*Exercise*: Output the records. Match them exactly.

== Stored rows

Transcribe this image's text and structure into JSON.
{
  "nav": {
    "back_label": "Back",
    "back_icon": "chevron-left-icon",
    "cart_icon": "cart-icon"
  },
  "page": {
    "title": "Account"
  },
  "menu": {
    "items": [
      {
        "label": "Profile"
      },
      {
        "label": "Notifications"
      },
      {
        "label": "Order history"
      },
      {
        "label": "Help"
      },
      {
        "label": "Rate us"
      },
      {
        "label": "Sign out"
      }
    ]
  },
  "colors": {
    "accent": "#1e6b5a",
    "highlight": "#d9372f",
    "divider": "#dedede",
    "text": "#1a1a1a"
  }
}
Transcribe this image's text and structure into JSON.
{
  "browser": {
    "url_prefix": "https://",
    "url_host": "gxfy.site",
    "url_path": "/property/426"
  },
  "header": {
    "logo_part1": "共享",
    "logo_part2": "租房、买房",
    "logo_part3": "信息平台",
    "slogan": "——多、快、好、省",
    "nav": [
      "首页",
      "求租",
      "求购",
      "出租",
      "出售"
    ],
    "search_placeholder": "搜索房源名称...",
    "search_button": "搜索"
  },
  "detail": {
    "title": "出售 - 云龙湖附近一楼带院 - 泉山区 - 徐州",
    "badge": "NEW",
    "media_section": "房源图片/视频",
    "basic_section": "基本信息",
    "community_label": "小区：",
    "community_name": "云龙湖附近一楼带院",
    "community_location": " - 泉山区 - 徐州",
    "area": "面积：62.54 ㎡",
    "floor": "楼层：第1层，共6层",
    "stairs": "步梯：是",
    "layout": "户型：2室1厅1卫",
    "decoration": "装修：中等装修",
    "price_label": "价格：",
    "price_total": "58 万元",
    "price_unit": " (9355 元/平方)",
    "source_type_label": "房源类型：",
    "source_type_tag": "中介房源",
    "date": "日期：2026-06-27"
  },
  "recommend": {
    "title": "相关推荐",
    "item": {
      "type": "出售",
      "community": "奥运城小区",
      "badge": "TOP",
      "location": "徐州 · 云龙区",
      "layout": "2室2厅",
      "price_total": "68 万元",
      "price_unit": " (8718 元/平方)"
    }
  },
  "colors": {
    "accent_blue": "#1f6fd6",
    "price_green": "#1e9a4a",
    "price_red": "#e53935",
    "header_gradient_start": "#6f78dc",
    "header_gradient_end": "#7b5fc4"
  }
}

====

*Result for this exercise*:
Transcribe this image's text and structure into JSON.
{
  "nav": {
    "back_label": "Back",
    "back_icon": "chevron-left-icon",
    "cart_icon": "cart-icon"
  },
  "page": {
    "title": "Account"
  },
  "menu": {
    "items": [
      {
        "label": "Profile"
      },
      {
        "label": "Notifications"
      },
      {
        "label": "Order history"
      },
      {
        "label": "Help"
      },
      {
        "label": "Rate us"
      },
      {
        "label": "Sign out"
      }
    ]
  },
  "colors": {
    "accent": "#1e6b5a",
    "highlight": "#d9372f",
    "divider": "#dedede",
    "text": "#1a1a1a"
  }
}
Transcribe this image's text and structure into JSON.
{
  "browser": {
    "url_prefix": "https://",
    "url_host": "gxfy.site",
    "url_path": "/property/426"
  },
  "header": {
    "logo_part1": "共享",
    "logo_part2": "租房、买房",
    "logo_part3": "信息平台",
    "slogan": "——多、快、好、省",
    "nav": [
      "首页",
      "求租",
      "求购",
      "出租",
      "出售"
    ],
    "search_placeholder": "搜索房源名称...",
    "search_button": "搜索"
  },
  "detail": {
    "title": "出售 - 云龙湖附近一楼带院 - 泉山区 - 徐州",
    "badge": "NEW",
    "media_section": "房源图片/视频",
    "basic_section": "基本信息",
    "community_label": "小区：",
    "community_name": "云龙湖附近一楼带院",
    "community_location": " - 泉山区 - 徐州",
    "area": "面积：62.54 ㎡",
    "floor": "楼层：第1层，共6层",
    "stairs": "步梯：是",
    "layout": "户型：2室1厅1卫",
    "decoration": "装修：中等装修",
    "price_label": "价格：",
    "price_total": "58 万元",
    "price_unit": " (9355 元/平方)",
    "source_type_label": "房源类型：",
    "source_type_tag": "中介房源",
    "date": "日期：2026-06-27"
  },
  "recommend": {
    "title": "相关推荐",
    "item": {
      "type": "出售",
      "community": "奥运城小区",
      "badge": "TOP",
      "location": "徐州 · 云龙区",
      "layout": "2室2厅",
      "price_total": "68 万元",
      "price_unit": " (8718 元/平方)"
    }
  },
  "colors": {
    "accent_blue": "#1f6fd6",
    "price_green": "#1e9a4a",
    "price_red": "#e53935",
    "header_gradient_start": "#6f78dc",
    "header_gradient_end": "#7b5fc4"
  }
}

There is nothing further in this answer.